Lines of data

______

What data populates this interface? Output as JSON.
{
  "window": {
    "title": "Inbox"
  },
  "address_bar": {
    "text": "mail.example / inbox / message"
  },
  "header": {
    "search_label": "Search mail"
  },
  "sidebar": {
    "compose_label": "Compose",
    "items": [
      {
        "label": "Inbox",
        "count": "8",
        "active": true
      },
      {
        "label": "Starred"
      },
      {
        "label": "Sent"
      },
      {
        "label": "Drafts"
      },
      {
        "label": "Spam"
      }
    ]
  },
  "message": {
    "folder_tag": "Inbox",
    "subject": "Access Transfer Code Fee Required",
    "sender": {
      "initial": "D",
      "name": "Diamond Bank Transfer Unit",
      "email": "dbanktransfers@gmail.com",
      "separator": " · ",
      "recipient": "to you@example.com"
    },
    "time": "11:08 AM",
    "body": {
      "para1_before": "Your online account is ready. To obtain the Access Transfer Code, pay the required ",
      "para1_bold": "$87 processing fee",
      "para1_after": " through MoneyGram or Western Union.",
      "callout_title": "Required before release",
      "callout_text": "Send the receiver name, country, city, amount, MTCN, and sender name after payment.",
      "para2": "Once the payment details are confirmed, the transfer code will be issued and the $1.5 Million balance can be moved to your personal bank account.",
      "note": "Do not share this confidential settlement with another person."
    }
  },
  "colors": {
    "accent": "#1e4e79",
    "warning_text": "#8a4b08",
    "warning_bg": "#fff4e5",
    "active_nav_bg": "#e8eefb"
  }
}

______

■ **DO THIS**
Write out the listing once more, matching it exactly.

■ **RESULT OF THIS EXERCISE**
What data populates this interface? Output as JSON.
{
  "window": {
    "title": "Inbox"
  },
  "address_bar": {
    "text": "mail.example / inbox / message"
  },
  "header": {
    "search_label": "Search mail"
  },
  "sidebar": {
    "compose_label": "Compose",
    "items": [
      {
        "label": "Inbox",
        "count": "8",
        "active": true
      },
      {
        "label": "Starred"
      },
      {
        "label": "Sent"
      },
      {
        "label": "Drafts"
      },
      {
        "label": "Spam"
      }
    ]
  },
  "message": {
    "folder_tag": "Inbox",
    "subject": "Access Transfer Code Fee Required",
    "sender": {
      "initial": "D",
      "name": "Diamond Bank Transfer Unit",
      "email": "dbanktransfers@gmail.com",
      "separator": " · ",
      "recipient": "to you@example.com"
    },
    "time": "11:08 AM",
    "body": {
      "para1_before": "Your online account is ready. To obtain the Access Transfer Code, pay the required ",
      "para1_bold": "$87 processing fee",
      "para1_after": " through MoneyGram or Western Union.",
      "callout_title": "Required before release",
      "callout_text": "Send the receiver name, country, city, amount, MTCN, and sender name after payment.",
      "para2": "Once the payment details are confirmed, the transfer code will be issued and the $1.5 Million balance can be moved to your personal bank account.",
      "note": "Do not share this confidential settlement with another person."
    }
  },
  "colors": {
    "accent": "#1e4e79",
    "warning_text": "#8a4b08",
    "warning_bg": "#fff4e5",
    "active_nav_bg": "#e8eefb"
  }
}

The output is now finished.